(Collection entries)
====================
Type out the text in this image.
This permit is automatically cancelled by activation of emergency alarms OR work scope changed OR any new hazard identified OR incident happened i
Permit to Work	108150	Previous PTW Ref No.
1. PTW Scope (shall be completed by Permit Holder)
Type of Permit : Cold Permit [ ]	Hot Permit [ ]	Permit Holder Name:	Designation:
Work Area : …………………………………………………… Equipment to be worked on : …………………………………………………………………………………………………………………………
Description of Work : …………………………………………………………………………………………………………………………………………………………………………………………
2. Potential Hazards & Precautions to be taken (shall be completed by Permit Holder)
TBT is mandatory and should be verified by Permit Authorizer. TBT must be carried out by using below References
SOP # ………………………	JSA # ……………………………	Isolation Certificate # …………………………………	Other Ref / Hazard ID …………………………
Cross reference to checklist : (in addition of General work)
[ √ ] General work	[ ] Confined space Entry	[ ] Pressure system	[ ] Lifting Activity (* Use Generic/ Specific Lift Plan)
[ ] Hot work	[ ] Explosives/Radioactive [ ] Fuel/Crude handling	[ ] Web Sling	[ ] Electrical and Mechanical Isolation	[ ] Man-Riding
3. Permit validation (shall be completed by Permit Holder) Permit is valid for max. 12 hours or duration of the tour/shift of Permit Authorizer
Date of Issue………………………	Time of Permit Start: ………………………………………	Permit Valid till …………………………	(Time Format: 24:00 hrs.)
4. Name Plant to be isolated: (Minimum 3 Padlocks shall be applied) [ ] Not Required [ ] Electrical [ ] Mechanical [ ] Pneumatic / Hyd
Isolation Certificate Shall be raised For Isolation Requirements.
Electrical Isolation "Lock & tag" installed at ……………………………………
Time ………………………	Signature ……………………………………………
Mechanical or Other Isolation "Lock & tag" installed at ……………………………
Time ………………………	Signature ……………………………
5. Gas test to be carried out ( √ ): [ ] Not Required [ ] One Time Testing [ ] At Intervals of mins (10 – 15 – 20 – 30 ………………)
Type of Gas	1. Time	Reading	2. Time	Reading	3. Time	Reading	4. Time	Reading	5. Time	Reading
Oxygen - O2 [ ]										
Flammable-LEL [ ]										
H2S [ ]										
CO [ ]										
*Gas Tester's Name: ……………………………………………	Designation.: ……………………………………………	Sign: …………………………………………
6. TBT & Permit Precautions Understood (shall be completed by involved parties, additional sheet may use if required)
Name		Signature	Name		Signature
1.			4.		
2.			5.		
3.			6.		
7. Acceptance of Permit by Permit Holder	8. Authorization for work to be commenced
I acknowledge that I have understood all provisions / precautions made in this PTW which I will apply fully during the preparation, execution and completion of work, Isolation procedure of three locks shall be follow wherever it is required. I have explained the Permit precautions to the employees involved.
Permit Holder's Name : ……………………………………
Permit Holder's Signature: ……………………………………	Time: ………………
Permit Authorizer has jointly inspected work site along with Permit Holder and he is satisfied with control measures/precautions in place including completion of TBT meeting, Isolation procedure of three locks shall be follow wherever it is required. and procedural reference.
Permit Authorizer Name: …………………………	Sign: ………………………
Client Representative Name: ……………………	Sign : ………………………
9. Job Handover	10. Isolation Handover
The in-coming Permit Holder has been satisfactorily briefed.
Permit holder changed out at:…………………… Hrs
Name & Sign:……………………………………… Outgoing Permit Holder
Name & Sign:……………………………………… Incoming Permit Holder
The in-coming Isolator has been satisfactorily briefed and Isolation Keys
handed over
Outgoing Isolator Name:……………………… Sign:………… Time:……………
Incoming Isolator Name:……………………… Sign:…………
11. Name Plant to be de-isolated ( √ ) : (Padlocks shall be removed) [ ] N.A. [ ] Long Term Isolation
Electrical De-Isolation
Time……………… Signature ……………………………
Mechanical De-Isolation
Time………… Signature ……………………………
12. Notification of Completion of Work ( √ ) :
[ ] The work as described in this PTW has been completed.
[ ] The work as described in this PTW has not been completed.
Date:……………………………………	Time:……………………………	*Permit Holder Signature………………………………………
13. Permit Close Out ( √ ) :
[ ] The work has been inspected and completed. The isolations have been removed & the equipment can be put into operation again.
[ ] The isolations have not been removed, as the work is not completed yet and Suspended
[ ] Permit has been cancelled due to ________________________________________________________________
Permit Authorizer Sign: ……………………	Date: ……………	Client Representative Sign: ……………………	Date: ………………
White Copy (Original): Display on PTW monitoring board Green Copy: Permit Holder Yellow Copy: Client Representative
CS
====================
**SHORT PROBLEM:**
Repeat every entry word for word.

**OUTPUT OF THE TASK:**
Type out the text in this image.
This permit is automatically cancelled by activation of emergency alarms OR work scope changed OR any new hazard identified OR incident happened i
Permit to Work	108150	Previous PTW Ref No.
1. PTW Scope (shall be completed by Permit Holder)
Type of Permit : Cold Permit [ ]	Hot Permit [ ]	Permit Holder Name:	Designation:
Work Area : …………………………………………………… Equipment to be worked on : …………………………………………………………………………………………………………………………
Description of Work : …………………………………………………………………………………………………………………………………………………………………………………………
2. Potential Hazards & Precautions to be taken (shall be completed by Permit Holder)
TBT is mandatory and should be verified by Permit Authorizer. TBT must be carried out by using below References
SOP # ………………………	JSA # ……………………………	Isolation Certificate # …………………………………	Other Ref / Hazard ID …………………………
Cross reference to checklist : (in addition of General work)
[ √ ] General work	[ ] Confined space Entry	[ ] Pressure system	[ ] Lifting Activity (* Use Generic/ Specific Lift Plan)
[ ] Hot work	[ ] Explosives/Radioactive [ ] Fuel/Crude handling	[ ] Web Sling	[ ] Electrical and Mechanical Isolation	[ ] Man-Riding
3. Permit validation (shall be completed by Permit Holder) Permit is valid for max. 12 hours or duration of the tour/shift of Permit Authorizer
Date of Issue………………………	Time of Permit Start: ………………………………………	Permit Valid till …………………………	(Time Format: 24:00 hrs.)
4. Name Plant to be isolated: (Minimum 3 Padlocks shall be applied) [ ] Not Required [ ] Electrical [ ] Mechanical [ ] Pneumatic / Hyd
Isolation Certificate Shall be raised For Isolation Requirements.
Electrical Isolation "Lock & tag" installed at ……………………………………
Time ………………………	Signature ……………………………………………
Mechanical or Other Isolation "Lock & tag" installed at ……………………………
Time ………………………	Signature ……………………………
5. Gas test to be carried out ( √ ): [ ] Not Required [ ] One Time Testing [ ] At Intervals of mins (10 – 15 – 20 – 30 ………………)
Type of Gas	1. Time	Reading	2. Time	Reading	3. Time	Reading	4. Time	Reading	5. Time	Reading
Oxygen - O2 [ ]										
Flammable-LEL [ ]										
H2S [ ]										
CO [ ]										
*Gas Tester's Name: ……………………………………………	Designation.: ……………………………………………	Sign: …………………………………………
6. TBT & Permit Precautions Understood (shall be completed by involved parties, additional sheet may use if required)
Name		Signature	Name		Signature
1.			4.		
2.			5.		
3.			6.		
7. Acceptance of Permit by Permit Holder	8. Authorization for work to be commenced
I acknowledge that I have understood all provisions / precautions made in this PTW which I will apply fully during the preparation, execution and completion of work, Isolation procedure of three locks shall be follow wherever it is required. I have explained the Permit precautions to the employees involved.
Permit Holder's Name : ……………………………………
Permit Holder's Signature: ……………………………………	Time: ………………
Permit Authorizer has jointly inspected work site along with Permit Holder and he is satisfied with control measures/precautions in place including completion of TBT meeting, Isolation procedure of three locks shall be follow wherever it is required. and procedural reference.
Permit Authorizer Name: …………………………	Sign: ………………………
Client Representative Name: ……………………	Sign : ………………………
9. Job Handover	10. Isolation Handover
The in-coming Permit Holder has been satisfactorily briefed.
Permit holder changed out at:…………………… Hrs
Name & Sign:……………………………………… Outgoing Permit Holder
Name & Sign:……………………………………… Incoming Permit Holder
The in-coming Isolator has been satisfactorily briefed and Isolation Keys
handed over
Outgoing Isolator Name:……………………… Sign:………… Time:……………
Incoming Isolator Name:……………………… Sign:…………
11. Name Plant to be de-isolated ( √ ) : (Padlocks shall be removed) [ ] N.A. [ ] Long Term Isolation
Electrical De-Isolation
Time……………… Signature ……………………………
Mechanical De-Isolation
Time………… Signature ……………………………
12. Notification of Completion of Work ( √ ) :
[ ] The work as described in this PTW has been completed.
[ ] The work as described in this PTW has not been completed.
Date:……………………………………	Time:……………………………	*Permit Holder Signature………………………………………
13. Permit Close Out ( √ ) :
[ ] The work has been inspected and completed. The isolations have been removed & the equipment can be put into operation again.
[ ] The isolations have not been removed, as the work is not completed yet and Suspended
[ ] Permit has been cancelled due to ________________________________________________________________
Permit Authorizer Sign: ……………………	Date: ……………	Client Representative Sign: ……………………	Date: ………………
White Copy (Original): Display on PTW monitoring board Green Copy: Permit Holder Yellow Copy: Client Representative
CS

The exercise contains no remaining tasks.